Your task is to reproduce the entries below word for word.

▸ GIVEN ENTRIES

>> Start

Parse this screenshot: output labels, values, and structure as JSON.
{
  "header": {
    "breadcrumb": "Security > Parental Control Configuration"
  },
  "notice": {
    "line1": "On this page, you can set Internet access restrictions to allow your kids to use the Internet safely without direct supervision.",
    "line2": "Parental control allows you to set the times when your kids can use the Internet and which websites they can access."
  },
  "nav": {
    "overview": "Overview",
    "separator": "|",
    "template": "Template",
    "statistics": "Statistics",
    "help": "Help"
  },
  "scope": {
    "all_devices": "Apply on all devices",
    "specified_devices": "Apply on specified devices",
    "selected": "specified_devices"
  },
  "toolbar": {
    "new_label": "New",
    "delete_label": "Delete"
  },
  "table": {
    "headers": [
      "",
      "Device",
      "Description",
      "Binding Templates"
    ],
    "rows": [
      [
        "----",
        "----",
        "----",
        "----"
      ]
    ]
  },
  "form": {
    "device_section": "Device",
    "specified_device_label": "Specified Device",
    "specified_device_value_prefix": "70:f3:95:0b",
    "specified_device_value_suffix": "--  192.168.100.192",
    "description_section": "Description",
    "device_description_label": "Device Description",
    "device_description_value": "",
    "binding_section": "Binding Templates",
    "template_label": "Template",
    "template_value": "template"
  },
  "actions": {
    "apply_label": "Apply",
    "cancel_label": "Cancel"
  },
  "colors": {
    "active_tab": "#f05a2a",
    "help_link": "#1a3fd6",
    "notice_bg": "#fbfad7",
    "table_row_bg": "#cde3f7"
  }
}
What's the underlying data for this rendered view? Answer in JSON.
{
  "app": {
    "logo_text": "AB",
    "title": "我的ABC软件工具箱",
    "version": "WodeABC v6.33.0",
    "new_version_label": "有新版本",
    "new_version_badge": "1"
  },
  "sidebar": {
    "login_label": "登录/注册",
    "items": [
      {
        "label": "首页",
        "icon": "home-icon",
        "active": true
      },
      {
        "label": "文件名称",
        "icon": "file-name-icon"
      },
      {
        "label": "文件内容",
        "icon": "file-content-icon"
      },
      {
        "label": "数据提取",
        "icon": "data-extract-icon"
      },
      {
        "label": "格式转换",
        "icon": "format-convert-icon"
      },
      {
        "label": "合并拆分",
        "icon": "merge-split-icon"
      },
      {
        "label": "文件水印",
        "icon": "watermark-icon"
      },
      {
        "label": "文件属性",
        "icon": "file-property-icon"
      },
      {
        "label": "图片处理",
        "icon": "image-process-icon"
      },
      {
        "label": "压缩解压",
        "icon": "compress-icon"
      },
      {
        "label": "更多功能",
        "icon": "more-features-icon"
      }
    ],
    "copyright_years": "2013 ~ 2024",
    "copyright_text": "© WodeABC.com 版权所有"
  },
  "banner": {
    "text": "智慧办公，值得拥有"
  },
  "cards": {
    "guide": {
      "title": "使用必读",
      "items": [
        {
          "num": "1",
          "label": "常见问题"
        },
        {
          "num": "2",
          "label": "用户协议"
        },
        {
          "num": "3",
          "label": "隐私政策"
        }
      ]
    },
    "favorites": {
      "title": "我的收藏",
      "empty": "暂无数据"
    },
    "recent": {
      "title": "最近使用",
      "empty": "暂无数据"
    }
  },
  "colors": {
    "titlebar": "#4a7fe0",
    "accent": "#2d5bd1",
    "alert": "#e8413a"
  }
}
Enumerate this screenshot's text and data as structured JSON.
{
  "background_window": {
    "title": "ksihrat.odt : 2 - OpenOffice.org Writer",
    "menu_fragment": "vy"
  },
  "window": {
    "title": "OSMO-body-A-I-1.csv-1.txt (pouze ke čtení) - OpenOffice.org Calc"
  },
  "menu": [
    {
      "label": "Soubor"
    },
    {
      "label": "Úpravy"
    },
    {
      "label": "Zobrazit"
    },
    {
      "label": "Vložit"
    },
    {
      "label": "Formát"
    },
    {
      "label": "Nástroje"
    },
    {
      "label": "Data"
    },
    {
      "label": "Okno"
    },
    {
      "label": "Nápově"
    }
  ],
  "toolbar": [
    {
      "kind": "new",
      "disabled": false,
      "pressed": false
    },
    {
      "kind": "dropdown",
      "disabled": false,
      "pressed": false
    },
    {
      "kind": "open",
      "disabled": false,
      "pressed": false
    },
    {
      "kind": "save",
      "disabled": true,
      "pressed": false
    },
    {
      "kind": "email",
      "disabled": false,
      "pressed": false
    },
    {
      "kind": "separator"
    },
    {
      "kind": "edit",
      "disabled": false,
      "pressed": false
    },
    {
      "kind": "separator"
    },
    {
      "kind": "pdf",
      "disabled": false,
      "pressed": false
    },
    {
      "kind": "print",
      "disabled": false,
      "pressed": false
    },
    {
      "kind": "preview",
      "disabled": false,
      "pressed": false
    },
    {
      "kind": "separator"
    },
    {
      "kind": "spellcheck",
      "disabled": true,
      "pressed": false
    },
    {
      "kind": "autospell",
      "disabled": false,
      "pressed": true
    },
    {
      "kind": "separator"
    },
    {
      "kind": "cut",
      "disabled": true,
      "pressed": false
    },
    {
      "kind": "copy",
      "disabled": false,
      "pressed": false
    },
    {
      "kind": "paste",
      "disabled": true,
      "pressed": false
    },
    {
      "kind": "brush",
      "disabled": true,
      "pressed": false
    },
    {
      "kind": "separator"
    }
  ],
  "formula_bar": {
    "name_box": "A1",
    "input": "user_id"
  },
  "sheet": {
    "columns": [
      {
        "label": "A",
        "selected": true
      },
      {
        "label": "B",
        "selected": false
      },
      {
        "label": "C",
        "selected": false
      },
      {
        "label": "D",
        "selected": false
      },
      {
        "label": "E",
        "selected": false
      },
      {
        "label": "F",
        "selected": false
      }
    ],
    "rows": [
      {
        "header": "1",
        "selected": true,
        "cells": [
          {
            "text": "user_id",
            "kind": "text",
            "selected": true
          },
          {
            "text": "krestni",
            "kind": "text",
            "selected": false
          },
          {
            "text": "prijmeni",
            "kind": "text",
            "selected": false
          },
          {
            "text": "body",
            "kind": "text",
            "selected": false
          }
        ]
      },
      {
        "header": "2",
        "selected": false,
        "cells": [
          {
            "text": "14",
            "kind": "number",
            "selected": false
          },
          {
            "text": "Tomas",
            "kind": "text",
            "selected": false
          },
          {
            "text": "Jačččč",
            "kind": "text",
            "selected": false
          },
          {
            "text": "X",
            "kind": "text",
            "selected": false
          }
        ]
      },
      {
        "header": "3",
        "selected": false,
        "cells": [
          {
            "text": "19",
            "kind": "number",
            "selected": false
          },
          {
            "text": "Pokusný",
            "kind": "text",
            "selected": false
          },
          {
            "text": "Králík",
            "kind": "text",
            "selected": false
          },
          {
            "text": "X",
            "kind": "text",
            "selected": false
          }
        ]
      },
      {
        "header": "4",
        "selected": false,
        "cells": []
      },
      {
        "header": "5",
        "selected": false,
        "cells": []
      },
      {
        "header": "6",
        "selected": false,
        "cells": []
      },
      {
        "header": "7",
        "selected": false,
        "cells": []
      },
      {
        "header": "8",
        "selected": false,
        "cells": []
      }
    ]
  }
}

>> End

▸ SOLUTION TO THIS TASK
Parse this screenshot: output labels, values, and structure as JSON.
{
  "header": {
    "breadcrumb": "Security > Parental Control Configuration"
  },
  "notice": {
    "line1": "On this page, you can set Internet access restrictions to allow your kids to use the Internet safely without direct supervision.",
    "line2": "Parental control allows you to set the times when your kids can use the Internet and which websites they can access."
  },
  "nav": {
    "overview": "Overview",
    "separator": "|",
    "template": "Template",
    "statistics": "Statistics",
    "help": "Help"
  },
  "scope": {
    "all_devices": "Apply on all devices",
    "specified_devices": "Apply on specified devices",
    "selected": "specified_devices"
  },
  "toolbar": {
    "new_label": "New",
    "delete_label": "Delete"
  },
  "table": {
    "headers": [
      "",
      "Device",
      "Description",
      "Binding Templates"
    ],
    "rows": [
      [
        "----",
        "----",
        "----",
        "----"
      ]
    ]
  },
  "form": {
    "device_section": "Device",
    "specified_device_label": "Specified Device",
    "specified_device_value_prefix": "70:f3:95:0b",
    "specified_device_value_suffix": "--  192.168.100.192",
    "description_section": "Description",
    "device_description_label": "Device Description",
    "device_description_value": "",
    "binding_section": "Binding Templates",
    "template_label": "Template",
    "template_value": "template"
  },
  "actions": {
    "apply_label": "Apply",
    "cancel_label": "Cancel"
  },
  "colors": {
    "active_tab": "#f05a2a",
    "help_link": "#1a3fd6",
    "notice_bg": "#fbfad7",
    "table_row_bg": "#cde3f7"
  }
}
What's the underlying data for this rendered view? Answer in JSON.
{
  "app": {
    "logo_text": "AB",
    "title": "我的ABC软件工具箱",
    "version": "WodeABC v6.33.0",
    "new_version_label": "有新版本",
    "new_version_badge": "1"
  },
  "sidebar": {
    "login_label": "登录/注册",
    "items": [
      {
        "label": "首页",
        "icon": "home-icon",
        "active": true
      },
      {
        "label": "文件名称",
        "icon": "file-name-icon"
      },
      {
        "label": "文件内容",
        "icon": "file-content-icon"
      },
      {
        "label": "数据提取",
        "icon": "data-extract-icon"
      },
      {
        "label": "格式转换",
        "icon": "format-convert-icon"
      },
      {
        "label": "合并拆分",
        "icon": "merge-split-icon"
      },
      {
        "label": "文件水印",
        "icon": "watermark-icon"
      },
      {
        "label": "文件属性",
        "icon": "file-property-icon"
      },
      {
        "label": "图片处理",
        "icon": "image-process-icon"
      },
      {
        "label": "压缩解压",
        "icon": "compress-icon"
      },
      {
        "label": "更多功能",
        "icon": "more-features-icon"
      }
    ],
    "copyright_years": "2013 ~ 2024",
    "copyright_text": "© WodeABC.com 版权所有"
  },
  "banner": {
    "text": "智慧办公，值得拥有"
  },
  "cards": {
    "guide": {
      "title": "使用必读",
      "items": [
        {
          "num": "1",
          "label": "常见问题"
        },
        {
          "num": "2",
          "label": "用户协议"
        },
        {
          "num": "3",
          "label": "隐私政策"
        }
      ]
    },
    "favorites": {
      "title": "我的收藏",
      "empty": "暂无数据"
    },
    "recent": {
      "title": "最近使用",
      "empty": "暂无数据"
    }
  },
  "colors": {
    "titlebar": "#4a7fe0",
    "accent": "#2d5bd1",
    "alert": "#e8413a"
  }
}
Enumerate this screenshot's text and data as structured JSON.
{
  "background_window": {
    "title": "ksihrat.odt : 2 - OpenOffice.org Writer",
    "menu_fragment": "vy"
  },
  "window": {
    "title": "OSMO-body-A-I-1.csv-1.txt (pouze ke čtení) - OpenOffice.org Calc"
  },
  "menu": [
    {
      "label": "Soubor"
    },
    {
      "label": "Úpravy"
    },
    {
      "label": "Zobrazit"
    },
    {
      "label": "Vložit"
    },
    {
      "label": "Formát"
    },
    {
      "label": "Nástroje"
    },
    {
      "label": "Data"
    },
    {
      "label": "Okno"
    },
    {
      "label": "Nápově"
    }
  ],
  "toolbar": [
    {
      "kind": "new",
      "disabled": false,
      "pressed": false
    },
    {
      "kind": "dropdown",
      "disabled": false,
      "pressed": false
    },
    {
      "kind": "open",
      "disabled": false,
      "pressed": false
    },
    {
      "kind": "save",
      "disabled": true,
      "pressed": false
    },
    {
      "kind": "email",
      "disabled": false,
      "pressed": false
    },
    {
      "kind": "separator"
    },
    {
      "kind": "edit",
      "disabled": false,
      "pressed": false
    },
    {
      "kind": "separator"
    },
    {
      "kind": "pdf",
      "disabled": false,
      "pressed": false
    },
    {
      "kind": "print",
      "disabled": false,
      "pressed": false
    },
    {
      "kind": "preview",
      "disabled": false,
      "pressed": false
    },
    {
      "kind": "separator"
    },
    {
      "kind": "spellcheck",
      "disabled": true,
      "pressed": false
    },
    {
      "kind": "autospell",
      "disabled": false,
      "pressed": true
    },
    {
      "kind": "separator"
    },
    {
      "kind": "cut",
      "disabled": true,
      "pressed": false
    },
    {
      "kind": "copy",
      "disabled": false,
      "pressed": false
    },
    {
      "kind": "paste",
      "disabled": true,
      "pressed": false
    },
    {
      "kind": "brush",
      "disabled": true,
      "pressed": false
    },
    {
      "kind": "separator"
    }
  ],
  "formula_bar": {
    "name_box": "A1",
    "input": "user_id"
  },
  "sheet": {
    "columns": [
      {
        "label": "A",
        "selected": true
      },
      {
        "label": "B",
        "selected": false
      },
      {
        "label": "C",
        "selected": false
      },
      {
        "label": "D",
        "selected": false
      },
      {
        "label": "E",
        "selected": false
      },
      {
        "label": "F",
        "selected": false
      }
    ],
    "rows": [
      {
        "header": "1",
        "selected": true,
        "cells": [
          {
            "text": "user_id",
            "kind": "text",
            "selected": true
          },
          {
            "text": "krestni",
            "kind": "text",
            "selected": false
          },
          {
            "text": "prijmeni",
            "kind": "text",
            "selected": false
          },
          {
            "text": "body",
            "kind": "text",
            "selected": false
          }
        ]
      },
      {
        "header": "2",
        "selected": false,
        "cells": [
          {
            "text": "14",
            "kind": "number",
            "selected": false
          },
          {
            "text": "Tomas",
            "kind": "text",
            "selected": false
          },
          {
            "text": "Jačččč",
            "kind": "text",
            "selected": false
          },
          {
            "text": "X",
            "kind": "text",
            "selected": false
          }
        ]
      },
      {
        "header": "3",
        "selected": false,
        "cells": [
          {
            "text": "19",
            "kind": "number",
            "selected": false
          },
          {
            "text": "Pokusný",
            "kind": "text",
            "selected": false
          },
          {
            "text": "Králík",
            "kind": "text",
            "selected": false
          },
          {
            "text": "X",
            "kind": "text",
            "selected": false
          }
        ]
      },
      {
        "header": "4",
        "selected": false,
        "cells": []
      },
      {
        "header": "5",
        "selected": false,
        "cells": []
      },
      {
        "header": "6",
        "selected": false,
        "cells": []
      },
      {
        "header": "7",
        "selected": false,
        "cells": []
      },
      {
        "header": "8",
        "selected": false,
        "cells": []
      }
    ]
  }
}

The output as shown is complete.